Source records >>
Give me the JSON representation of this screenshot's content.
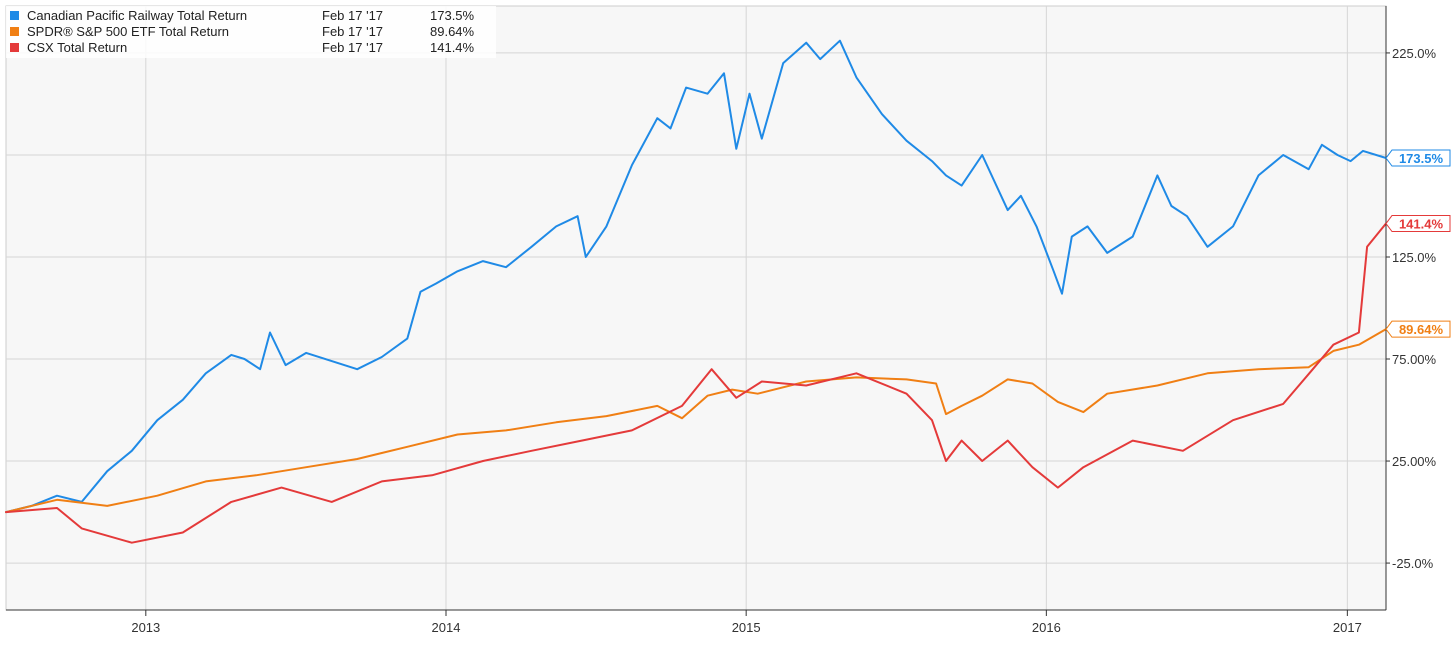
{
  "chart_data": {
    "type": "line",
    "title": "",
    "xlabel": "",
    "ylabel": "",
    "x_range": [
      "2012-07-15",
      "2017-02-17"
    ],
    "ylim": [
      -48,
      248
    ],
    "y_ticks": [
      -25,
      25,
      75,
      125,
      225
    ],
    "y_tick_labels": [
      "-25.0%",
      "25.00%",
      "75.00%",
      "125.0%",
      "225.0%"
    ],
    "y_grid_values": [
      -25,
      25,
      75,
      125,
      175,
      225
    ],
    "x_ticks": [
      "2013-01-01",
      "2014-01-01",
      "2015-01-01",
      "2016-01-01",
      "2017-01-01"
    ],
    "x_tick_labels": [
      "2013",
      "2014",
      "2015",
      "2016",
      "2017"
    ],
    "grid": true,
    "legend_position": "top-left",
    "series": [
      {
        "name": "Canadian Pacific Railway Total Return",
        "date_label": "Feb 17 '17",
        "value_label": "173.5%",
        "end_label": "173.5%",
        "color": "#1f8ae6",
        "points": [
          [
            "2012-07-15",
            0
          ],
          [
            "2012-08-15",
            3
          ],
          [
            "2012-09-15",
            8
          ],
          [
            "2012-10-15",
            5
          ],
          [
            "2012-11-15",
            20
          ],
          [
            "2012-12-15",
            30
          ],
          [
            "2013-01-15",
            45
          ],
          [
            "2013-02-15",
            55
          ],
          [
            "2013-03-15",
            68
          ],
          [
            "2013-04-15",
            77
          ],
          [
            "2013-05-01",
            75
          ],
          [
            "2013-05-20",
            70
          ],
          [
            "2013-06-01",
            88
          ],
          [
            "2013-06-20",
            72
          ],
          [
            "2013-07-15",
            78
          ],
          [
            "2013-08-15",
            74
          ],
          [
            "2013-09-15",
            70
          ],
          [
            "2013-10-15",
            76
          ],
          [
            "2013-11-15",
            85
          ],
          [
            "2013-12-01",
            108
          ],
          [
            "2013-12-20",
            112
          ],
          [
            "2014-01-15",
            118
          ],
          [
            "2014-02-15",
            123
          ],
          [
            "2014-03-15",
            120
          ],
          [
            "2014-04-15",
            130
          ],
          [
            "2014-05-15",
            140
          ],
          [
            "2014-06-10",
            145
          ],
          [
            "2014-06-20",
            125
          ],
          [
            "2014-07-15",
            140
          ],
          [
            "2014-08-15",
            170
          ],
          [
            "2014-09-15",
            193
          ],
          [
            "2014-10-01",
            188
          ],
          [
            "2014-10-20",
            208
          ],
          [
            "2014-11-15",
            205
          ],
          [
            "2014-12-05",
            215
          ],
          [
            "2014-12-20",
            178
          ],
          [
            "2015-01-05",
            205
          ],
          [
            "2015-01-20",
            183
          ],
          [
            "2015-02-15",
            220
          ],
          [
            "2015-03-15",
            230
          ],
          [
            "2015-04-01",
            222
          ],
          [
            "2015-04-25",
            231
          ],
          [
            "2015-05-15",
            213
          ],
          [
            "2015-06-15",
            195
          ],
          [
            "2015-07-15",
            182
          ],
          [
            "2015-08-15",
            172
          ],
          [
            "2015-09-01",
            165
          ],
          [
            "2015-09-20",
            160
          ],
          [
            "2015-10-15",
            175
          ],
          [
            "2015-11-15",
            148
          ],
          [
            "2015-12-01",
            155
          ],
          [
            "2015-12-20",
            140
          ],
          [
            "2016-01-10",
            118
          ],
          [
            "2016-01-20",
            107
          ],
          [
            "2016-02-01",
            135
          ],
          [
            "2016-02-20",
            140
          ],
          [
            "2016-03-15",
            127
          ],
          [
            "2016-04-15",
            135
          ],
          [
            "2016-05-15",
            165
          ],
          [
            "2016-06-01",
            150
          ],
          [
            "2016-06-20",
            145
          ],
          [
            "2016-07-15",
            130
          ],
          [
            "2016-08-15",
            140
          ],
          [
            "2016-09-15",
            165
          ],
          [
            "2016-10-15",
            175
          ],
          [
            "2016-11-15",
            168
          ],
          [
            "2016-12-01",
            180
          ],
          [
            "2016-12-20",
            175
          ],
          [
            "2017-01-05",
            172
          ],
          [
            "2017-01-20",
            177
          ],
          [
            "2017-02-17",
            173.5
          ]
        ]
      },
      {
        "name": "SPDR® S&P 500 ETF Total Return",
        "date_label": "Feb 17 '17",
        "value_label": "89.64%",
        "end_label": "89.64%",
        "color": "#f07f14",
        "points": [
          [
            "2012-07-15",
            0
          ],
          [
            "2012-09-15",
            6
          ],
          [
            "2012-11-15",
            3
          ],
          [
            "2013-01-15",
            8
          ],
          [
            "2013-03-15",
            15
          ],
          [
            "2013-05-15",
            18
          ],
          [
            "2013-07-15",
            22
          ],
          [
            "2013-09-15",
            26
          ],
          [
            "2013-11-15",
            32
          ],
          [
            "2014-01-15",
            38
          ],
          [
            "2014-03-15",
            40
          ],
          [
            "2014-05-15",
            44
          ],
          [
            "2014-07-15",
            47
          ],
          [
            "2014-09-15",
            52
          ],
          [
            "2014-10-15",
            46
          ],
          [
            "2014-11-15",
            57
          ],
          [
            "2014-12-15",
            60
          ],
          [
            "2015-01-15",
            58
          ],
          [
            "2015-03-15",
            64
          ],
          [
            "2015-05-15",
            66
          ],
          [
            "2015-07-15",
            65
          ],
          [
            "2015-08-20",
            63
          ],
          [
            "2015-09-01",
            48
          ],
          [
            "2015-09-20",
            52
          ],
          [
            "2015-10-15",
            57
          ],
          [
            "2015-11-15",
            65
          ],
          [
            "2015-12-15",
            63
          ],
          [
            "2016-01-15",
            54
          ],
          [
            "2016-02-15",
            49
          ],
          [
            "2016-03-15",
            58
          ],
          [
            "2016-05-15",
            62
          ],
          [
            "2016-07-15",
            68
          ],
          [
            "2016-09-15",
            70
          ],
          [
            "2016-11-15",
            71
          ],
          [
            "2016-12-15",
            79
          ],
          [
            "2017-01-15",
            82
          ],
          [
            "2017-02-17",
            89.64
          ]
        ]
      },
      {
        "name": "CSX Total Return",
        "date_label": "Feb 17 '17",
        "value_label": "141.4%",
        "end_label": "141.4%",
        "color": "#e43a3a",
        "points": [
          [
            "2012-07-15",
            0
          ],
          [
            "2012-09-15",
            2
          ],
          [
            "2012-10-15",
            -8
          ],
          [
            "2012-12-15",
            -15
          ],
          [
            "2013-02-15",
            -10
          ],
          [
            "2013-04-15",
            5
          ],
          [
            "2013-06-15",
            12
          ],
          [
            "2013-08-15",
            5
          ],
          [
            "2013-10-15",
            15
          ],
          [
            "2013-12-15",
            18
          ],
          [
            "2014-02-15",
            25
          ],
          [
            "2014-04-15",
            30
          ],
          [
            "2014-06-15",
            35
          ],
          [
            "2014-08-15",
            40
          ],
          [
            "2014-10-15",
            52
          ],
          [
            "2014-11-20",
            70
          ],
          [
            "2014-12-20",
            56
          ],
          [
            "2015-01-20",
            64
          ],
          [
            "2015-03-15",
            62
          ],
          [
            "2015-05-15",
            68
          ],
          [
            "2015-07-15",
            58
          ],
          [
            "2015-08-15",
            45
          ],
          [
            "2015-09-01",
            25
          ],
          [
            "2015-09-20",
            35
          ],
          [
            "2015-10-15",
            25
          ],
          [
            "2015-11-15",
            35
          ],
          [
            "2015-12-15",
            22
          ],
          [
            "2016-01-15",
            12
          ],
          [
            "2016-02-15",
            22
          ],
          [
            "2016-04-15",
            35
          ],
          [
            "2016-06-15",
            30
          ],
          [
            "2016-08-15",
            45
          ],
          [
            "2016-10-15",
            53
          ],
          [
            "2016-11-20",
            70
          ],
          [
            "2016-12-15",
            82
          ],
          [
            "2017-01-15",
            88
          ],
          [
            "2017-01-25",
            130
          ],
          [
            "2017-02-17",
            141.4
          ]
        ]
      }
    ]
  }
}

Requirement >>
Copy each line of the data above that holds "Return".

The answer >>
        "name": "Canadian Pacific Railway Total Return",
        "name": "SPDR® S&P 500 ETF Total Return",
        "name": "CSX Total Return",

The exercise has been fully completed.